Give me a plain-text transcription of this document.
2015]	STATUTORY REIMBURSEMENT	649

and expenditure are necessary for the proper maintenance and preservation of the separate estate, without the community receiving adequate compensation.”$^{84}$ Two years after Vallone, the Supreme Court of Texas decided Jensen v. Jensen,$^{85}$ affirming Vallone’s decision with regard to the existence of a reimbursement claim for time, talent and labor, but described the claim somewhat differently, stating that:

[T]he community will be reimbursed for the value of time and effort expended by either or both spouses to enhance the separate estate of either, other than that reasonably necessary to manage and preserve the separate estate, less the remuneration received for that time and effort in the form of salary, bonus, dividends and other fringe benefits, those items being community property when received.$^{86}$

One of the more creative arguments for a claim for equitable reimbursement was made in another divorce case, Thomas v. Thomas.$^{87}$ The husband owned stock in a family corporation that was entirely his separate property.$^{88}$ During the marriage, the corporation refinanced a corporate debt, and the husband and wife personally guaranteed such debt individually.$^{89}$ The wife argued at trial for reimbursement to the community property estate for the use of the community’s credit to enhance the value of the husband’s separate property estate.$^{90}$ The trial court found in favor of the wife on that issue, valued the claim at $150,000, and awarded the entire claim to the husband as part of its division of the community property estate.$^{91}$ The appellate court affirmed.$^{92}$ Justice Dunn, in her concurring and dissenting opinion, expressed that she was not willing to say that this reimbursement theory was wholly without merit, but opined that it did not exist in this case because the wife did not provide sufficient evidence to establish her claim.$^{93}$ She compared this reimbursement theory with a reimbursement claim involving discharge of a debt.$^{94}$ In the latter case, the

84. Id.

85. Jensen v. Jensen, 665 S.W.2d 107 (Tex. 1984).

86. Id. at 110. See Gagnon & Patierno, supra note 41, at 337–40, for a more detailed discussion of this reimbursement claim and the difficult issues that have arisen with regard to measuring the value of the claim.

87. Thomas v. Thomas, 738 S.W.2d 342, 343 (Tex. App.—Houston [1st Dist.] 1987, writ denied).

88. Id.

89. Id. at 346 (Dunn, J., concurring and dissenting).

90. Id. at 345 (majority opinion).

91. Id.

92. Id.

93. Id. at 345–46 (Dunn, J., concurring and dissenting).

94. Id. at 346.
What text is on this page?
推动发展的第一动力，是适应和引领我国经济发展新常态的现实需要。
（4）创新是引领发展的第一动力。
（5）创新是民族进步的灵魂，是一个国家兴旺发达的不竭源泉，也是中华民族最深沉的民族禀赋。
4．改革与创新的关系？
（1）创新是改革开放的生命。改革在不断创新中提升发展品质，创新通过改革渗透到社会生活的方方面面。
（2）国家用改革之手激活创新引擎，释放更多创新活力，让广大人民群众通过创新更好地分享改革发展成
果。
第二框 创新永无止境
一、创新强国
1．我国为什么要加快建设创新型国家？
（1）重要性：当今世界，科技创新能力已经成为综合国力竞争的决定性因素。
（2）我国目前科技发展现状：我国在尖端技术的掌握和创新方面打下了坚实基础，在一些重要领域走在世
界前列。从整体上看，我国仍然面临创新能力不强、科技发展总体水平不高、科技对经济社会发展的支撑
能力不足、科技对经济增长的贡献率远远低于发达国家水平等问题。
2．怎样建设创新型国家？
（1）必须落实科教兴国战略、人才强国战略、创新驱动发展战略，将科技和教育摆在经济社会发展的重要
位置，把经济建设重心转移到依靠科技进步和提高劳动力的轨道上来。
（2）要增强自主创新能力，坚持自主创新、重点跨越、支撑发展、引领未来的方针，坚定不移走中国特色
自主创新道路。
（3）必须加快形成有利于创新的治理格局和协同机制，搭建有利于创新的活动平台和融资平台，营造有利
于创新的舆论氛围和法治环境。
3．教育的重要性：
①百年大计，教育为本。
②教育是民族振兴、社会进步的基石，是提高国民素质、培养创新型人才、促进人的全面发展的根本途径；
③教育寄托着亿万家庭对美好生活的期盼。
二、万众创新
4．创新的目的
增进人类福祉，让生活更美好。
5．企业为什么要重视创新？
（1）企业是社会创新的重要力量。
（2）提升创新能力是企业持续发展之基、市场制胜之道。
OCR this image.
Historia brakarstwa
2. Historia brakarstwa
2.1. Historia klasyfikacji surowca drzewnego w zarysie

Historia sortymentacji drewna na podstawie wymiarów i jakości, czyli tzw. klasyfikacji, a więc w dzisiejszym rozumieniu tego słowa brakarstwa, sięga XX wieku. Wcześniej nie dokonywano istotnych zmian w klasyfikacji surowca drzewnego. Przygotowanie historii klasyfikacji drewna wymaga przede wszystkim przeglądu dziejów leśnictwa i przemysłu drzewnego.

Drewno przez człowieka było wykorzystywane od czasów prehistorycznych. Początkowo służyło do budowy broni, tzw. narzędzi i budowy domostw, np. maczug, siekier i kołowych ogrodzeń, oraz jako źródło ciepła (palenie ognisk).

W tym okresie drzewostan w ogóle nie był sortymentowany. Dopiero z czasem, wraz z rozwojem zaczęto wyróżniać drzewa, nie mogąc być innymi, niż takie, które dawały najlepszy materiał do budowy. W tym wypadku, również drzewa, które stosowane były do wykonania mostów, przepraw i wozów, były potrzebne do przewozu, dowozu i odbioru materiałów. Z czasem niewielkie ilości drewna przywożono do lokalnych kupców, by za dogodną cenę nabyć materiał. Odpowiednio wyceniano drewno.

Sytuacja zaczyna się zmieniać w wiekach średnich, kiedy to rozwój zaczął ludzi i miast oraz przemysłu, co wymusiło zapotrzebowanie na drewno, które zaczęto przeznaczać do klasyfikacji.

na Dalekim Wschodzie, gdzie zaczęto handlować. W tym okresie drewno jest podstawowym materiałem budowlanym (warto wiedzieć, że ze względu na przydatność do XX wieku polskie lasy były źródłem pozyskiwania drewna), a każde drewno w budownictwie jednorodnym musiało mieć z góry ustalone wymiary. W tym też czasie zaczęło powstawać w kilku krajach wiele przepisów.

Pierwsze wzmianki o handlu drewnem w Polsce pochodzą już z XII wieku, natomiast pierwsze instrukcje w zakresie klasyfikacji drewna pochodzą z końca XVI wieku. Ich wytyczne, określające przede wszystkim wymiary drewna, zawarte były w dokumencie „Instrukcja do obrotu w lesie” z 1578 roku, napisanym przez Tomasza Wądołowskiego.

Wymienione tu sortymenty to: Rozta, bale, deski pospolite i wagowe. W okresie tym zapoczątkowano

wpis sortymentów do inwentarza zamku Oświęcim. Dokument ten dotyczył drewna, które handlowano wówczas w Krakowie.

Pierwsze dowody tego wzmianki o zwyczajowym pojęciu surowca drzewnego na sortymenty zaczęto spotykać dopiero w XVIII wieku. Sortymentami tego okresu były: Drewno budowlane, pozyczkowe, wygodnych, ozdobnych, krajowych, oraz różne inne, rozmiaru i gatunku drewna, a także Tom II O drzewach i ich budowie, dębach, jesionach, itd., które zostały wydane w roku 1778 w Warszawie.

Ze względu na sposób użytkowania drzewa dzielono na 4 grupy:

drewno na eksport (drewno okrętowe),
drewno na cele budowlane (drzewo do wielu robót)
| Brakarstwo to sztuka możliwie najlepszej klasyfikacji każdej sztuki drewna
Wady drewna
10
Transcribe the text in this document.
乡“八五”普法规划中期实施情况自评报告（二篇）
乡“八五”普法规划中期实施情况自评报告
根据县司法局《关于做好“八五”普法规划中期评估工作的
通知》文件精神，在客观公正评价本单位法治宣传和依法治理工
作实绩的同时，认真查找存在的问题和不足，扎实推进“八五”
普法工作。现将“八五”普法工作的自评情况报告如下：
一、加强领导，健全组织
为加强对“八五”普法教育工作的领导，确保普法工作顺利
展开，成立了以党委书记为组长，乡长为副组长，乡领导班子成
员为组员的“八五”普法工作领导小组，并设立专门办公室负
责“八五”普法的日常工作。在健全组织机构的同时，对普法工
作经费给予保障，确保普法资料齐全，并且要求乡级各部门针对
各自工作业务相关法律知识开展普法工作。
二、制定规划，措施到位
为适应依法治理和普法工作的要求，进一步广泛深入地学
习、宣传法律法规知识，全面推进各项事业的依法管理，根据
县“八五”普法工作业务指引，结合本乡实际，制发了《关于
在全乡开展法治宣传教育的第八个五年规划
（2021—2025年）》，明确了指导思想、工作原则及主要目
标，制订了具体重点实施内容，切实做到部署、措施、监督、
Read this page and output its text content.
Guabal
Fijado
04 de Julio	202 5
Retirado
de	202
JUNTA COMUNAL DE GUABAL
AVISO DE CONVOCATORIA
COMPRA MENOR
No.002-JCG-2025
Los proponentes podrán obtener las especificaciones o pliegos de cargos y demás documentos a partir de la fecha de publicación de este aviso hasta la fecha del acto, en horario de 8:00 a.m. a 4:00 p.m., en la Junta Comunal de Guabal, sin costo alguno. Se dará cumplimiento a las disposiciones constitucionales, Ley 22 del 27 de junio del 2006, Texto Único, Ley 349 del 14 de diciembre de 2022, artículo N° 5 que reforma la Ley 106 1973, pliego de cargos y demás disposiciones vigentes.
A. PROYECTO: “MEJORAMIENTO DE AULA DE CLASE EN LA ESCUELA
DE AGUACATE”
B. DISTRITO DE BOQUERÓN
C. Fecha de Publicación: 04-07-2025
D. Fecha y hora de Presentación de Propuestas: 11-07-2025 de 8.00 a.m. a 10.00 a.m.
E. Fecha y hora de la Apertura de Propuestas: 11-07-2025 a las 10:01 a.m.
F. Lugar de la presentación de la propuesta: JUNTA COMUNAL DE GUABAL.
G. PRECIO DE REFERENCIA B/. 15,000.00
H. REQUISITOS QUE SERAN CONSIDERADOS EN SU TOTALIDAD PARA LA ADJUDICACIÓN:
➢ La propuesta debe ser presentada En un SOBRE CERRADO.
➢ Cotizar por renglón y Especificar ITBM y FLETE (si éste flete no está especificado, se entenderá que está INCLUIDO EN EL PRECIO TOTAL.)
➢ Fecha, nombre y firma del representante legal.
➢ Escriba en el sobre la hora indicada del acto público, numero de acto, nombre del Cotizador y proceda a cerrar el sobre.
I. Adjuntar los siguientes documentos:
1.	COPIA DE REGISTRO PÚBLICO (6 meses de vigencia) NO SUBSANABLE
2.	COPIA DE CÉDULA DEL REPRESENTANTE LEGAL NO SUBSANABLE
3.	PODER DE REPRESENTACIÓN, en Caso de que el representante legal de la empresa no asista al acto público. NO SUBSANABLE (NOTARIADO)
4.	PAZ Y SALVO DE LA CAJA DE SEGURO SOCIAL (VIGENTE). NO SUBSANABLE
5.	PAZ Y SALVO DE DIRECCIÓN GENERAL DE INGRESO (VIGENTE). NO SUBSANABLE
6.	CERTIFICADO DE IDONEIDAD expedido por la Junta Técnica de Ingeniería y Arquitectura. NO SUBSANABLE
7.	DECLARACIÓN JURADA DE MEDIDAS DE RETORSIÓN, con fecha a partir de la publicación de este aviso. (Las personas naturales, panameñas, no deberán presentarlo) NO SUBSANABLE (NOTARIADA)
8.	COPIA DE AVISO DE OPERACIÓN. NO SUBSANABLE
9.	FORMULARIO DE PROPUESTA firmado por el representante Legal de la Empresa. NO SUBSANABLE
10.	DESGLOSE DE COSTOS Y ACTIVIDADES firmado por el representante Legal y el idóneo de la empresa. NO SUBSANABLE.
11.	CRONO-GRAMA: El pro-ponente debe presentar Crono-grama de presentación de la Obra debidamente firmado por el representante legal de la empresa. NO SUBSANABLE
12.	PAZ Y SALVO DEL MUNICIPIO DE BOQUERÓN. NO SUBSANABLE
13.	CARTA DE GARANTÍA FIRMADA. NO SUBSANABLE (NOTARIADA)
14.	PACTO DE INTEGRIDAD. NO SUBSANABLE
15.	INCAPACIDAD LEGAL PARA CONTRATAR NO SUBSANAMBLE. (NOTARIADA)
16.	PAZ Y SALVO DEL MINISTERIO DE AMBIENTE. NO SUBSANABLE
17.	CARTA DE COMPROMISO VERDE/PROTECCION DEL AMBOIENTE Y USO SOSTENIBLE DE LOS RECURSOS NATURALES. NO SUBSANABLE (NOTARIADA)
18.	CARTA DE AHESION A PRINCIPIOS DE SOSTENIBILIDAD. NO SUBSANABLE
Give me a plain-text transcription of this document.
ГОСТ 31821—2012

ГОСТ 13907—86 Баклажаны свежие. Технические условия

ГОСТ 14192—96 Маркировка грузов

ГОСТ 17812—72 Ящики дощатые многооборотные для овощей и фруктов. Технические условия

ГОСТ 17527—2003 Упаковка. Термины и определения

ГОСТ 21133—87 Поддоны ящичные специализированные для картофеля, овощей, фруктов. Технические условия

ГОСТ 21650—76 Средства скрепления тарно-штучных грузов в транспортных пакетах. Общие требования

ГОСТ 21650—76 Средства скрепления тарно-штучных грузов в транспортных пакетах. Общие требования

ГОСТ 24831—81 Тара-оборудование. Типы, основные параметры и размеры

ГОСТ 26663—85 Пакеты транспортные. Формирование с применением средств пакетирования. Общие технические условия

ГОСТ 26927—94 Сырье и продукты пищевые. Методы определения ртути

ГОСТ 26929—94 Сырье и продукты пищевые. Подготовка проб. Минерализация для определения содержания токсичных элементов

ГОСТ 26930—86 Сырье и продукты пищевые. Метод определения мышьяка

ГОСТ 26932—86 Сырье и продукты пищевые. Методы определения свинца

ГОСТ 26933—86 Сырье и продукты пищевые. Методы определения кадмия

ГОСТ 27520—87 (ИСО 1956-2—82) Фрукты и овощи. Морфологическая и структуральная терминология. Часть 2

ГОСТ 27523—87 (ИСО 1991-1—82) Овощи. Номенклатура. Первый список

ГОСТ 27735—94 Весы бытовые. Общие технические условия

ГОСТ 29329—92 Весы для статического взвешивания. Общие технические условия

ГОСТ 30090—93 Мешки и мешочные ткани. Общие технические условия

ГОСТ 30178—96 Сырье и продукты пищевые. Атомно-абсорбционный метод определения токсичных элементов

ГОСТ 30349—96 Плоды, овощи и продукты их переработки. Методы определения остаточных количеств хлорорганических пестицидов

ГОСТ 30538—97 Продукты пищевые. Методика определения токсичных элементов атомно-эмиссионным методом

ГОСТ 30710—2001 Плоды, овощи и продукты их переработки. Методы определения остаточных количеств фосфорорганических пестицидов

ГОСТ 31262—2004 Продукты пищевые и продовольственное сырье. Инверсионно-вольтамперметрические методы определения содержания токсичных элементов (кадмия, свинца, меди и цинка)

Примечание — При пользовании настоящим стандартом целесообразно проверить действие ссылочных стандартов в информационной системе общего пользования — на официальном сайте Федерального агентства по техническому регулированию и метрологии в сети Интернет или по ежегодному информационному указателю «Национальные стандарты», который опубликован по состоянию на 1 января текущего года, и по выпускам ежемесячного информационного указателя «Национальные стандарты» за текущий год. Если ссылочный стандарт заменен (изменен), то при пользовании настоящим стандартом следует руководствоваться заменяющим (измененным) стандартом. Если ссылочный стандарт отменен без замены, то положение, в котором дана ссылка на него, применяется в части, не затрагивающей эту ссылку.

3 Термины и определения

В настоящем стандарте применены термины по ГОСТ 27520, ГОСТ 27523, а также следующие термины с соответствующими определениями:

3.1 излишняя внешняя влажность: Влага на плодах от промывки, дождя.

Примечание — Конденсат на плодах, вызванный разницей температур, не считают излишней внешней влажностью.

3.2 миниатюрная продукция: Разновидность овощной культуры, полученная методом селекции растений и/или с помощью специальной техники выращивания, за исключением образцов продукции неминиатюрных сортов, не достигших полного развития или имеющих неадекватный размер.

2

━━━━━━━━━━━━━━━━━━━━

What is required:
Within the listing above, work out how many lines contain the string "свинца", and reply with that number only.

Final result:
2